[Records contained in a dataset]
# # #
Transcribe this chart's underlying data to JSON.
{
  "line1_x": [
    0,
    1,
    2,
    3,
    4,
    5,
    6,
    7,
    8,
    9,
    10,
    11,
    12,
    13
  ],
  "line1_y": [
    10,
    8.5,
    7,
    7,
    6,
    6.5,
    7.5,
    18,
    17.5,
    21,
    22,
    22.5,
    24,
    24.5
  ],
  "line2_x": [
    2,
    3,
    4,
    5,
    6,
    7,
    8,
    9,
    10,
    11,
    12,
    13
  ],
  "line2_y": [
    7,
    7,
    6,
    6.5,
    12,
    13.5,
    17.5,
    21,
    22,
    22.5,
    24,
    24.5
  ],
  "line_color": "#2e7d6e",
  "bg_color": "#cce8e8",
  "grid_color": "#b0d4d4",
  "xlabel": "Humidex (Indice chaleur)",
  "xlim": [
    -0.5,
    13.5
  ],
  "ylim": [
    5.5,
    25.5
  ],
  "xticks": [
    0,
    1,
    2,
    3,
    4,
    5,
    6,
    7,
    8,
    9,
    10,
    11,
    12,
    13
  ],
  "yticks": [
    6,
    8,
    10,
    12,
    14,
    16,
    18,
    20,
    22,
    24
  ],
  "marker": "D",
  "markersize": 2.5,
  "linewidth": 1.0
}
# # #
Given problem: Write out all the entries exactly.

Full answer:
Transcribe this chart's underlying data to JSON.
{
  "line1_x": [
    0,
    1,
    2,
    3,
    4,
    5,
    6,
    7,
    8,
    9,
    10,
    11,
    12,
    13
  ],
  "line1_y": [
    10,
    8.5,
    7,
    7,
    6,
    6.5,
    7.5,
    18,
    17.5,
    21,
    22,
    22.5,
    24,
    24.5
  ],
  "line2_x": [
    2,
    3,
    4,
    5,
    6,
    7,
    8,
    9,
    10,
    11,
    12,
    13
  ],
  "line2_y": [
    7,
    7,
    6,
    6.5,
    12,
    13.5,
    17.5,
    21,
    22,
    22.5,
    24,
    24.5
  ],
  "line_color": "#2e7d6e",
  "bg_color": "#cce8e8",
  "grid_color": "#b0d4d4",
  "xlabel": "Humidex (Indice chaleur)",
  "xlim": [
    -0.5,
    13.5
  ],
  "ylim": [
    5.5,
    25.5
  ],
  "xticks": [
    0,
    1,
    2,
    3,
    4,
    5,
    6,
    7,
    8,
    9,
    10,
    11,
    12,
    13
  ],
  "yticks": [
    6,
    8,
    10,
    12,
    14,
    16,
    18,
    20,
    22,
    24
  ],
  "marker": "D",
  "markersize": 2.5,
  "linewidth": 1.0
}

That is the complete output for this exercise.